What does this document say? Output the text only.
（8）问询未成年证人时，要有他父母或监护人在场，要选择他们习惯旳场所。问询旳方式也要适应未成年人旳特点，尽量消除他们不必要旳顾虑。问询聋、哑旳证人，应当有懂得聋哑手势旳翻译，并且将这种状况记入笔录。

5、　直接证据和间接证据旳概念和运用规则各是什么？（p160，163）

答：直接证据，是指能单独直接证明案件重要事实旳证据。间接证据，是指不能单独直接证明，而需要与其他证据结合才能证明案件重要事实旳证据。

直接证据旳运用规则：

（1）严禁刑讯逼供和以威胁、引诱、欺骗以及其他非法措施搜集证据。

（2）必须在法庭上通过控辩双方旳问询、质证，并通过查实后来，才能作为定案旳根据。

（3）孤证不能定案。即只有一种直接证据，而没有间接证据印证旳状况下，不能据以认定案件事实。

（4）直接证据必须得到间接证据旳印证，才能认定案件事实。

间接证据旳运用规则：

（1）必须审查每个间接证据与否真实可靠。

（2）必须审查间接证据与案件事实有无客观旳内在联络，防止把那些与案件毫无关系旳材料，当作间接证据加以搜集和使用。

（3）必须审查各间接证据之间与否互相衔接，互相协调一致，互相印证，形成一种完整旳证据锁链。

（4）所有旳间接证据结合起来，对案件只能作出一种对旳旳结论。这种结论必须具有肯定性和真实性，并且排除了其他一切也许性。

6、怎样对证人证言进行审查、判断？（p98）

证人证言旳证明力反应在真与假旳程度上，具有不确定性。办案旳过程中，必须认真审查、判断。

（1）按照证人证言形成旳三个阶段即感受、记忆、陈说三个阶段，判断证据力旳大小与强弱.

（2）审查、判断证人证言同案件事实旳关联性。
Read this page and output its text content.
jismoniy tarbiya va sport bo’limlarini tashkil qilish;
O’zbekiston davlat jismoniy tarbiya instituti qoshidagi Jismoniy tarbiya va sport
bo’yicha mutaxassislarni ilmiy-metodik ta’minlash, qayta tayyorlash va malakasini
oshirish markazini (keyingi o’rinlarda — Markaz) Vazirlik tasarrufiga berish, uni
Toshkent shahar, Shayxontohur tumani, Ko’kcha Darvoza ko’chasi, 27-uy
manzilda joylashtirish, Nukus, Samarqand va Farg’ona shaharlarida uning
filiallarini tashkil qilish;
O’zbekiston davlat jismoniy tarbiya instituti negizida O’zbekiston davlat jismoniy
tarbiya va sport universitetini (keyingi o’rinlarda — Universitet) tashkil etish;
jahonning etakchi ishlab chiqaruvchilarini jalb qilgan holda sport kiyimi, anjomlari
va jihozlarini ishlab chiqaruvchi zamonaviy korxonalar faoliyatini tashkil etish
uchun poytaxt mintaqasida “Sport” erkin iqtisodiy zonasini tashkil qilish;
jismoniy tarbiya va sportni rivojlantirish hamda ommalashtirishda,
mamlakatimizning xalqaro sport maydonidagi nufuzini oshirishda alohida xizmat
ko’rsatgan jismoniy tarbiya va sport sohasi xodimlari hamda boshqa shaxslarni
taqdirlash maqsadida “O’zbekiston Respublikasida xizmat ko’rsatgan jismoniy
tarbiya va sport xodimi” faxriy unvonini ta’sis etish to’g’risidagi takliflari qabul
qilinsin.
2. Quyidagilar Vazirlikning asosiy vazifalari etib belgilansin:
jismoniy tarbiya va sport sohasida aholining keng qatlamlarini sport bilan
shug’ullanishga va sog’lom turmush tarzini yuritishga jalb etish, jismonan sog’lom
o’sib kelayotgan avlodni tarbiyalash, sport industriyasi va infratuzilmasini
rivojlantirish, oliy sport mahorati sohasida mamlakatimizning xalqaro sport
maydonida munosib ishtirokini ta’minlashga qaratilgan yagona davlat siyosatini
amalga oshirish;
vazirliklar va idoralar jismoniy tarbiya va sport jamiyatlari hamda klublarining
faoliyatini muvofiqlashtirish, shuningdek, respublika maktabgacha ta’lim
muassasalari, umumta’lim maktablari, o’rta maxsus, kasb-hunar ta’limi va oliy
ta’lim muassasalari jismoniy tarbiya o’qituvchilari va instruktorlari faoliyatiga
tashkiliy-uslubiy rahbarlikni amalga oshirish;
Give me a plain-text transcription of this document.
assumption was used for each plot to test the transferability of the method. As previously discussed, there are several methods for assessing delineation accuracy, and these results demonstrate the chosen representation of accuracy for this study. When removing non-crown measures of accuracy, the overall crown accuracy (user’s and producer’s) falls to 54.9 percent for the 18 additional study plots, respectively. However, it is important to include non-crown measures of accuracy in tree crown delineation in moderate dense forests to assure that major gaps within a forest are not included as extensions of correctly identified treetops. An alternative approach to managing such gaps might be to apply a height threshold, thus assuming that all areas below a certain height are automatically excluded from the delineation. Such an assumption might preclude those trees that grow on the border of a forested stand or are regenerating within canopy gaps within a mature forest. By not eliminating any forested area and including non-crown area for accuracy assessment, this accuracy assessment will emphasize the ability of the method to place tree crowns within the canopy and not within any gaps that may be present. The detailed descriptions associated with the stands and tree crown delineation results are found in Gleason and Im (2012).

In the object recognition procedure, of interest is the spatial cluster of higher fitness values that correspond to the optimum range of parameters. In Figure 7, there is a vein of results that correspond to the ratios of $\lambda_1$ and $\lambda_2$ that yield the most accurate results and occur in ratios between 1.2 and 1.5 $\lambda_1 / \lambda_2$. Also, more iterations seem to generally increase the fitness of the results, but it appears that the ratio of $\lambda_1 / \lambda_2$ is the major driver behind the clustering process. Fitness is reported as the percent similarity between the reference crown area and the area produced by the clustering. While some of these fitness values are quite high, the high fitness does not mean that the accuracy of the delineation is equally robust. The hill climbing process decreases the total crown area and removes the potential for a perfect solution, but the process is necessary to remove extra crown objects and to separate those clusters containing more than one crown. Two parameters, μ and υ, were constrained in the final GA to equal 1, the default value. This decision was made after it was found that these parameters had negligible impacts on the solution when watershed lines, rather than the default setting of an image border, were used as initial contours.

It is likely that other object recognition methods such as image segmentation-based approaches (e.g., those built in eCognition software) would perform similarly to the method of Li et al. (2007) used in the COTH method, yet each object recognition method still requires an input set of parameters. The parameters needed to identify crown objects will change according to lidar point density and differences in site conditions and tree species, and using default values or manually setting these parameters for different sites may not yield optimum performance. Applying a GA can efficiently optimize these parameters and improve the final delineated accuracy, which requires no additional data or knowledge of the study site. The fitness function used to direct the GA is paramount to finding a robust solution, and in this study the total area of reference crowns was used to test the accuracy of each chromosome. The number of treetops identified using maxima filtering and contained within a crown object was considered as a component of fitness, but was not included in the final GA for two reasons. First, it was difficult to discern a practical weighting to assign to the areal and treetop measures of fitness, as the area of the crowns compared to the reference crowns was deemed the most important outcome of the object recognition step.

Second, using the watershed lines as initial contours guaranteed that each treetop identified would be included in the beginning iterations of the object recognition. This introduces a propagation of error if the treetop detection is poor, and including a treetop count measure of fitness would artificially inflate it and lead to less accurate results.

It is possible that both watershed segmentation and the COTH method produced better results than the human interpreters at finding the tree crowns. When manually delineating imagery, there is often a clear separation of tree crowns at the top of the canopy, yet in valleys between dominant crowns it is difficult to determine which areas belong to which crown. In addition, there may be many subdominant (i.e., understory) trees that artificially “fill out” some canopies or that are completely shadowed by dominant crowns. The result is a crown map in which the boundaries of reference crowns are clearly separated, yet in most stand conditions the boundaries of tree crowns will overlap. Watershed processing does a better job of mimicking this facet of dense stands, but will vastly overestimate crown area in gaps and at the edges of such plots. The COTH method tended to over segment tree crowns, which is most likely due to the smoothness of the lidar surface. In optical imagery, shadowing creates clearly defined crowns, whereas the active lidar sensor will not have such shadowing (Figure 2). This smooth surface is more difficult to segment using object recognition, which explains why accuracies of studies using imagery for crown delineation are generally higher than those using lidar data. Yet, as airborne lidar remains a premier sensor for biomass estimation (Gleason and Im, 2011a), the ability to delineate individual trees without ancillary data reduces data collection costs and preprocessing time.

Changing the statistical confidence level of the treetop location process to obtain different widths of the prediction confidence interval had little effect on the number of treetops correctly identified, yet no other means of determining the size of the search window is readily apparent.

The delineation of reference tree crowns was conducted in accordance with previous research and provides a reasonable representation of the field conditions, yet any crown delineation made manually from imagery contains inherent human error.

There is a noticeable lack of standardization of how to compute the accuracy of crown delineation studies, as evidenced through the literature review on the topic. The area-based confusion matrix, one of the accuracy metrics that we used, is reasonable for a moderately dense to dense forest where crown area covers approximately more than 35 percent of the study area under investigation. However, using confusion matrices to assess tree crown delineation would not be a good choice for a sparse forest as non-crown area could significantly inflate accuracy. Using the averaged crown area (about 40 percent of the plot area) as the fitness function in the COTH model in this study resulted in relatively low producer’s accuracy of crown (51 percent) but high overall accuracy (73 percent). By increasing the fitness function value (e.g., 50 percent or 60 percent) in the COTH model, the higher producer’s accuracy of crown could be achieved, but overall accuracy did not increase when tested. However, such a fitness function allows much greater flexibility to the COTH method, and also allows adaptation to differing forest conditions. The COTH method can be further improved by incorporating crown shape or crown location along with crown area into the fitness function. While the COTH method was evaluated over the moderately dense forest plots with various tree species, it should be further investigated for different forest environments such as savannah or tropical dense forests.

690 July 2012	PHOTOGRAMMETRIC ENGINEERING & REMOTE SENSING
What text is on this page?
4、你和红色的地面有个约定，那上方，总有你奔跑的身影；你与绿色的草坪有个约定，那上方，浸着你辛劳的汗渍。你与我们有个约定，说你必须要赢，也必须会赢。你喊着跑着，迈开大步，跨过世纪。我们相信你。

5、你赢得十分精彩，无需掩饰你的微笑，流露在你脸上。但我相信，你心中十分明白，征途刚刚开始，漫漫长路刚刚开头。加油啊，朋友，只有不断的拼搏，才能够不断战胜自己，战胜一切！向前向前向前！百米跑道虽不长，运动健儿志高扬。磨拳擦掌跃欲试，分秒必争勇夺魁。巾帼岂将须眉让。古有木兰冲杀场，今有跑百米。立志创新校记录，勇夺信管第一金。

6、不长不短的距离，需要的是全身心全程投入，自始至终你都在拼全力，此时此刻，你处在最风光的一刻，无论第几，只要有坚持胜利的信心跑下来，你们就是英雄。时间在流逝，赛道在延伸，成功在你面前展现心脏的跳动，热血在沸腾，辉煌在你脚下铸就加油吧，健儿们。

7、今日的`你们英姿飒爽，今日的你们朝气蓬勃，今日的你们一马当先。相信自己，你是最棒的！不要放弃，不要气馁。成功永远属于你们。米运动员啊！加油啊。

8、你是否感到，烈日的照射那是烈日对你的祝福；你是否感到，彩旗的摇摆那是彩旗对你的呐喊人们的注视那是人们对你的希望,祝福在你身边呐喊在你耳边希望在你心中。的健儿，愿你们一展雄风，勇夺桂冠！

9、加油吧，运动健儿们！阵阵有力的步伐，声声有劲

_ _ _ _ _ _ _

From the listing above, copy every line that includes the word "document".

What does this document say? Output the text only.
Give me a plain-text transcription of this document.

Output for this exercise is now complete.